▸ SET EXERCISE: List each country and each U.S. state that the floor-debate text below names, giving each one once.

▸ TEXT EXCERPT:
Foreign intelligence collection of foreigners in foreign countries has
never been subject to warrants here in the United States.
  Mr. DANIEL E. LUNGREN of California. Today I presented two amendments
before the Rules Committee for consideration on this floor. Both were
denied. One would have expanded the definition of foreign intelligence
individuals or states to include nonstate actors who are involved in
proliferation of weapons of mass destruction.
  The reason I did that is al Qaeda is not a state. There are free
actors out there who would attempt to work with nation states or with
organizations such as al Qaeda; and technically under the definition
currently in the FISA law, they are not covered so that we couldn't do
these sorts of things you talk about, listening in on their
conversations without warrants, even though they may be as much a
threat as a small nation state somewhere. But yet we don't even have an
opportunity to discuss that on the floor of the House because that
amendment and every other amendment was denied.
  Mrs. WILSON of New Mexico. There is historical precedent for this,
one of a Pakistani who ran a criminal enterprise, an international
network that was selling nuclear materials and the capability to build
nuclear weapons to people and countries around the world. While he was
Pakistani by nationality and had helped with the Pakistan Government's
weapons program, there was no question that he wasn't acting as an
agent of Pakistan, at least I don't think there was. He was running a
criminal enterprise for money, and we should be able to listen in and
track people like that.
  Likewise, I think our foreign intelligence should be able to listen
to narco-rings in Burma and be able to detect whether there are cocaine
smugglers who are trying to ship drugs into the United States.

▸ PROVIDED RECORDS:
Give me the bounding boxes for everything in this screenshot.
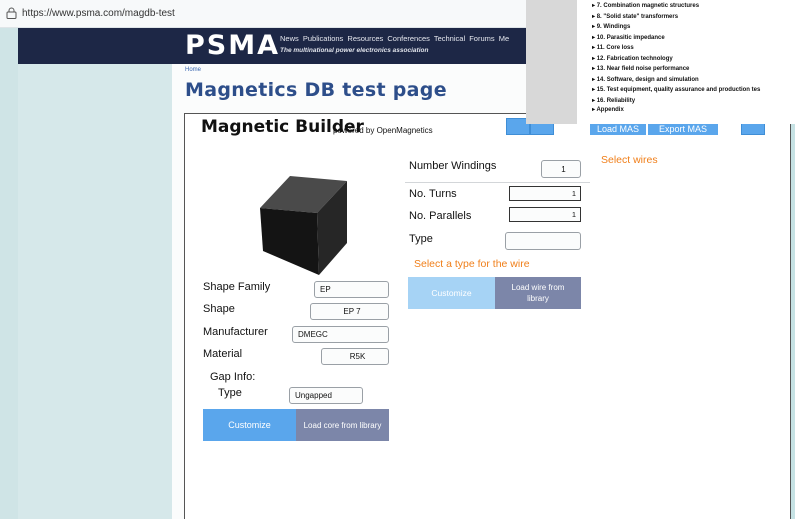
address-bar[interactable]: https://www.psma.com/magdb-test	[0, 0, 540, 28]
load-core-from-library-button[interactable]: Load core from library	[296, 409, 389, 441]
toc-item[interactable]: ▸ 10. Parasitic impedance	[592, 33, 792, 44]
nav-me[interactable]: Me	[499, 34, 509, 43]
toc-item[interactable]: ▸ 12. Fabrication technology	[592, 54, 792, 65]
number-windings-label: Number Windings	[409, 160, 497, 172]
shape-field[interactable]: EP 7	[310, 303, 389, 320]
tagline: The multinational power electronics asso…	[280, 47, 429, 54]
main-nav: News Publications Resources Conferences …	[280, 34, 509, 43]
breadcrumb-home[interactable]: Home	[185, 67, 201, 73]
shape-family-field[interactable]: EP	[314, 281, 389, 298]
toc-item[interactable]: ▸ 16. Reliability	[592, 96, 792, 107]
core-customize-button[interactable]: Customize	[203, 409, 296, 441]
turns-label: No. Turns	[409, 188, 457, 200]
gap-type-field[interactable]: Ungapped	[289, 387, 363, 404]
wire-type-field[interactable]	[505, 232, 581, 250]
toc-item[interactable]: ▸ Appendix	[592, 106, 792, 114]
windings-divider	[405, 182, 590, 183]
page-title: Magnetics DB test page	[185, 79, 447, 101]
gap-type-label: Type	[218, 387, 242, 399]
shape-label: Shape	[203, 303, 235, 315]
nav-technical-forums[interactable]: Technical Forums	[434, 34, 495, 43]
toc-item[interactable]: ▸ 13. Near field noise performance	[592, 64, 792, 75]
gap-info-label: Gap Info:	[210, 371, 256, 383]
core-3d-view[interactable]	[255, 173, 350, 278]
left-sidebar	[18, 64, 172, 519]
toc-item[interactable]: ▸ 11. Core loss	[592, 43, 792, 54]
toc-item[interactable]: ▸ 9. Windings	[592, 22, 792, 33]
load-wire-from-library-button[interactable]: Load wire from library	[495, 277, 581, 309]
shape-family-label: Shape Family	[203, 281, 271, 293]
toc-item[interactable]: ▸ 8. "Solid state" transformers	[592, 12, 792, 23]
wire-type-label: Type	[409, 233, 433, 245]
nav-news[interactable]: News	[280, 34, 299, 43]
toc-item[interactable]: ▸ 15. Test equipment, quality assurance …	[592, 85, 792, 96]
toc-item[interactable]: ▸ 14. Software, design and simulation	[592, 75, 792, 86]
material-label: Material	[203, 348, 243, 360]
parallels-field[interactable]: 1	[509, 207, 581, 222]
nav-publications[interactable]: Publications	[303, 34, 343, 43]
nav-resources[interactable]: Resources	[347, 34, 383, 43]
builder-subtitle: powered by OpenMagnetics	[333, 126, 433, 135]
lock-icon	[6, 7, 17, 19]
wire-type-hint: Select a type for the wire	[414, 258, 530, 270]
select-wires-label: Select wires	[601, 154, 658, 166]
manufacturer-label: Manufacturer	[203, 326, 268, 338]
toc-overlay-margin	[526, 0, 577, 124]
turns-field[interactable]: 1	[509, 186, 581, 201]
site-header: PSMA News Publications Resources Confere…	[18, 28, 540, 64]
parallels-label: No. Parallels	[409, 210, 472, 222]
url-text[interactable]: https://www.psma.com/magdb-test	[22, 8, 175, 19]
toc-item[interactable]: ▸ 7. Combination magnetic structures	[592, 1, 792, 12]
material-field[interactable]: R5K	[321, 348, 389, 365]
number-windings-field[interactable]: 1	[541, 160, 581, 178]
wire-customize-button[interactable]: Customize	[408, 277, 495, 309]
nav-conferences[interactable]: Conferences	[387, 34, 430, 43]
manufacturer-field[interactable]: DMEGC	[292, 326, 389, 343]
psma-logo[interactable]: PSMA	[185, 31, 278, 61]
toc-list: ▸ 7. Combination magnetic structures ▸ 8…	[592, 0, 792, 122]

▸ RESPONSE TO THE EXERCISE: United States, California, New Mexico, Pakistan, Burma